→ **Request**: Without the pictures, set down every line of the data exactly.

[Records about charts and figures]
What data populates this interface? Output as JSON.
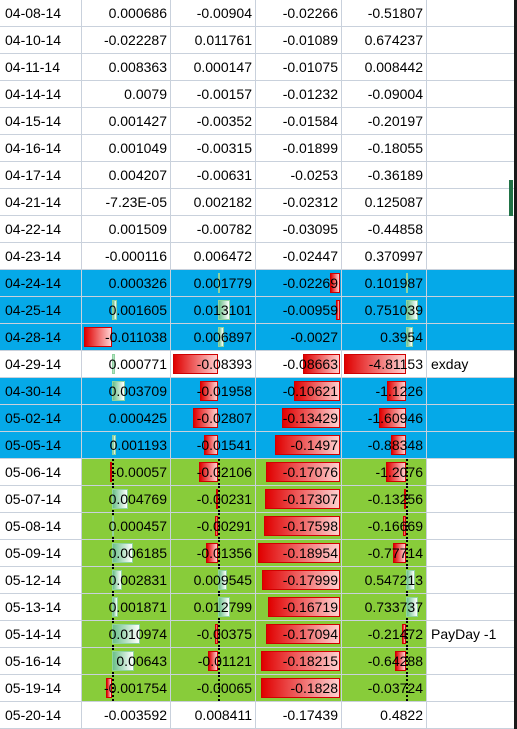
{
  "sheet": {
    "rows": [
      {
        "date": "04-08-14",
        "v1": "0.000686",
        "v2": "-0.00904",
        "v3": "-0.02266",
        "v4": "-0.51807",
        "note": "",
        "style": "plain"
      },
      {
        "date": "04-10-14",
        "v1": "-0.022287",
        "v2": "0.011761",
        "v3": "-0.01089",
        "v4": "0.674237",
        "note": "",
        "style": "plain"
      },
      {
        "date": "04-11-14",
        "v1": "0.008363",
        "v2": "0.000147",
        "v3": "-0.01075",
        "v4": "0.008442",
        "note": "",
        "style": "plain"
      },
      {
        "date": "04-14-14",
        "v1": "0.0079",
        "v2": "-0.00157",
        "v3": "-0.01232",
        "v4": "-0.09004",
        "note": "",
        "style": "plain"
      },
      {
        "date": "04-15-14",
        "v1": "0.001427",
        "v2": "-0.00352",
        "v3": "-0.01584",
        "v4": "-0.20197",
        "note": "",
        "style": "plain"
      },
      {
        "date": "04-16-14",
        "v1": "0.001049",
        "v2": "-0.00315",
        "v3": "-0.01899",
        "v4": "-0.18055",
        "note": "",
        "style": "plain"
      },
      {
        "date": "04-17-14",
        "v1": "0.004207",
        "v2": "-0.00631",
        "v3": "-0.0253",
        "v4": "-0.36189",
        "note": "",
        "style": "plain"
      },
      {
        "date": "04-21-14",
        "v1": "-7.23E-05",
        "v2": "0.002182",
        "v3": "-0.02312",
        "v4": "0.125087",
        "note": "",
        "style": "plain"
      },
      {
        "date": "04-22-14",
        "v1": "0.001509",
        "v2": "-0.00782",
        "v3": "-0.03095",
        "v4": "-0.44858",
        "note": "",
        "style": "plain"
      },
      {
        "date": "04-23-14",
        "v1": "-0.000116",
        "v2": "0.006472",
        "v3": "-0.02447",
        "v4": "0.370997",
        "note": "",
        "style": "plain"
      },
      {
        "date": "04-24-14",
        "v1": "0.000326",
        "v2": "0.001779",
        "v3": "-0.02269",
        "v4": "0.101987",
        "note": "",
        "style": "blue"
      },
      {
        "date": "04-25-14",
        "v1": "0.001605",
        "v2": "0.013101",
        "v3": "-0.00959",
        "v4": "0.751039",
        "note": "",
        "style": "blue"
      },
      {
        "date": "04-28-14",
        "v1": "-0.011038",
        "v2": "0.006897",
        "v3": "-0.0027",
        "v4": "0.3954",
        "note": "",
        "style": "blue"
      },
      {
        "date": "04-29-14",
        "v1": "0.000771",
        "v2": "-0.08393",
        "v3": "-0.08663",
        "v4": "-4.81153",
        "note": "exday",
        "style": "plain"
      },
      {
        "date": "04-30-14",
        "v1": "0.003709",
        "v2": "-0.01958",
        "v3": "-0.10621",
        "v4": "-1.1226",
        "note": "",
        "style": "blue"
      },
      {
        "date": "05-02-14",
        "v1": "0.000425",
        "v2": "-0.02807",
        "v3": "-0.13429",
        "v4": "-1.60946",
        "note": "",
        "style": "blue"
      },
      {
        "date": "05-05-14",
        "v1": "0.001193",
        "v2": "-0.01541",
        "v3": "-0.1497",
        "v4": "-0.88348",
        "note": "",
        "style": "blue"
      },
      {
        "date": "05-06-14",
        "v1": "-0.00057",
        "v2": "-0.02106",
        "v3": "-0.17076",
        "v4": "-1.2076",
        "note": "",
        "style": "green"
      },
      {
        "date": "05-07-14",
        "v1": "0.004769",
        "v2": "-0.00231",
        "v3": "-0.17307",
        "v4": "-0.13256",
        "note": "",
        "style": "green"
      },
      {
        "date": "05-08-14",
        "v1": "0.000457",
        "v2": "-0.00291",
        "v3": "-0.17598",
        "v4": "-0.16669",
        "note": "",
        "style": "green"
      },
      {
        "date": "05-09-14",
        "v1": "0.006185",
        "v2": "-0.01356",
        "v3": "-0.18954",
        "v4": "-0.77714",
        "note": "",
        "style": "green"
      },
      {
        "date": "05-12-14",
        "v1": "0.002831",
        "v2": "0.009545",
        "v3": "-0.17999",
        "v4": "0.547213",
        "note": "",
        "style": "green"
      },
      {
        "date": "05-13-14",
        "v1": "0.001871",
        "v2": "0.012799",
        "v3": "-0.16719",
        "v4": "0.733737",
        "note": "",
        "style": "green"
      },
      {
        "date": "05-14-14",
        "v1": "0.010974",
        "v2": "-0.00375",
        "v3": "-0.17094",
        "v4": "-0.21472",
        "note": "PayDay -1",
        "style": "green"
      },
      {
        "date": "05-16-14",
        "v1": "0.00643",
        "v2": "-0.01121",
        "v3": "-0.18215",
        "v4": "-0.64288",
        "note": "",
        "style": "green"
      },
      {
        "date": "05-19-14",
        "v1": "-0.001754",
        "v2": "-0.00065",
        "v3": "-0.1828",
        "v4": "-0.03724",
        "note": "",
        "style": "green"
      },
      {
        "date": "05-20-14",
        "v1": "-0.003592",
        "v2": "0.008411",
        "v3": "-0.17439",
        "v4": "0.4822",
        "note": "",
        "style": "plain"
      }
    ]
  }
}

→ **Exercise result**:
What data populates this interface? Output as JSON.
{
  "sheet": {
    "rows": [
      {
        "date": "04-08-14",
        "v1": "0.000686",
        "v2": "-0.00904",
        "v3": "-0.02266",
        "v4": "-0.51807",
        "note": "",
        "style": "plain"
      },
      {
        "date": "04-10-14",
        "v1": "-0.022287",
        "v2": "0.011761",
        "v3": "-0.01089",
        "v4": "0.674237",
        "note": "",
        "style": "plain"
      },
      {
        "date": "04-11-14",
        "v1": "0.008363",
        "v2": "0.000147",
        "v3": "-0.01075",
        "v4": "0.008442",
        "note": "",
        "style": "plain"
      },
      {
        "date": "04-14-14",
        "v1": "0.0079",
        "v2": "-0.00157",
        "v3": "-0.01232",
        "v4": "-0.09004",
        "note": "",
        "style": "plain"
      },
      {
        "date": "04-15-14",
        "v1": "0.001427",
        "v2": "-0.00352",
        "v3": "-0.01584",
        "v4": "-0.20197",
        "note": "",
        "style": "plain"
      },
      {
        "date": "04-16-14",
        "v1": "0.001049",
        "v2": "-0.00315",
        "v3": "-0.01899",
        "v4": "-0.18055",
        "note": "",
        "style": "plain"
      },
      {
        "date": "04-17-14",
        "v1": "0.004207",
        "v2": "-0.00631",
        "v3": "-0.0253",
        "v4": "-0.36189",
        "note": "",
        "style": "plain"
      },
      {
        "date": "04-21-14",
        "v1": "-7.23E-05",
        "v2": "0.002182",
        "v3": "-0.02312",
        "v4": "0.125087",
        "note": "",
        "style": "plain"
      },
      {
        "date": "04-22-14",
        "v1": "0.001509",
        "v2": "-0.00782",
        "v3": "-0.03095",
        "v4": "-0.44858",
        "note": "",
        "style": "plain"
      },
      {
        "date": "04-23-14",
        "v1": "-0.000116",
        "v2": "0.006472",
        "v3": "-0.02447",
        "v4": "0.370997",
        "note": "",
        "style": "plain"
      },
      {
        "date": "04-24-14",
        "v1": "0.000326",
        "v2": "0.001779",
        "v3": "-0.02269",
        "v4": "0.101987",
        "note": "",
        "style": "blue"
      },
      {
        "date": "04-25-14",
        "v1": "0.001605",
        "v2": "0.013101",
        "v3": "-0.00959",
        "v4": "0.751039",
        "note": "",
        "style": "blue"
      },
      {
        "date": "04-28-14",
        "v1": "-0.011038",
        "v2": "0.006897",
        "v3": "-0.0027",
        "v4": "0.3954",
        "note": "",
        "style": "blue"
      },
      {
        "date": "04-29-14",
        "v1": "0.000771",
        "v2": "-0.08393",
        "v3": "-0.08663",
        "v4": "-4.81153",
        "note": "exday",
        "style": "plain"
      },
      {
        "date": "04-30-14",
        "v1": "0.003709",
        "v2": "-0.01958",
        "v3": "-0.10621",
        "v4": "-1.1226",
        "note": "",
        "style": "blue"
      },
      {
        "date": "05-02-14",
        "v1": "0.000425",
        "v2": "-0.02807",
        "v3": "-0.13429",
        "v4": "-1.60946",
        "note": "",
        "style": "blue"
      },
      {
        "date": "05-05-14",
        "v1": "0.001193",
        "v2": "-0.01541",
        "v3": "-0.1497",
        "v4": "-0.88348",
        "note": "",
        "style": "blue"
      },
      {
        "date": "05-06-14",
        "v1": "-0.00057",
        "v2": "-0.02106",
        "v3": "-0.17076",
        "v4": "-1.2076",
        "note": "",
        "style": "green"
      },
      {
        "date": "05-07-14",
        "v1": "0.004769",
        "v2": "-0.00231",
        "v3": "-0.17307",
        "v4": "-0.13256",
        "note": "",
        "style": "green"
      },
      {
        "date": "05-08-14",
        "v1": "0.000457",
        "v2": "-0.00291",
        "v3": "-0.17598",
        "v4": "-0.16669",
        "note": "",
        "style": "green"
      },
      {
        "date": "05-09-14",
        "v1": "0.006185",
        "v2": "-0.01356",
        "v3": "-0.18954",
        "v4": "-0.77714",
        "note": "",
        "style": "green"
      },
      {
        "date": "05-12-14",
        "v1": "0.002831",
        "v2": "0.009545",
        "v3": "-0.17999",
        "v4": "0.547213",
        "note": "",
        "style": "green"
      },
      {
        "date": "05-13-14",
        "v1": "0.001871",
        "v2": "0.012799",
        "v3": "-0.16719",
        "v4": "0.733737",
        "note": "",
        "style": "green"
      },
      {
        "date": "05-14-14",
        "v1": "0.010974",
        "v2": "-0.00375",
        "v3": "-0.17094",
        "v4": "-0.21472",
        "note": "PayDay -1",
        "style": "green"
      },
      {
        "date": "05-16-14",
        "v1": "0.00643",
        "v2": "-0.01121",
        "v3": "-0.18215",
        "v4": "-0.64288",
        "note": "",
        "style": "green"
      },
      {
        "date": "05-19-14",
        "v1": "-0.001754",
        "v2": "-0.00065",
        "v3": "-0.1828",
        "v4": "-0.03724",
        "note": "",
        "style": "green"
      },
      {
        "date": "05-20-14",
        "v1": "-0.003592",
        "v2": "0.008411",
        "v3": "-0.17439",
        "v4": "0.4822",
        "note": "",
        "style": "plain"
      }
    ]
  }
}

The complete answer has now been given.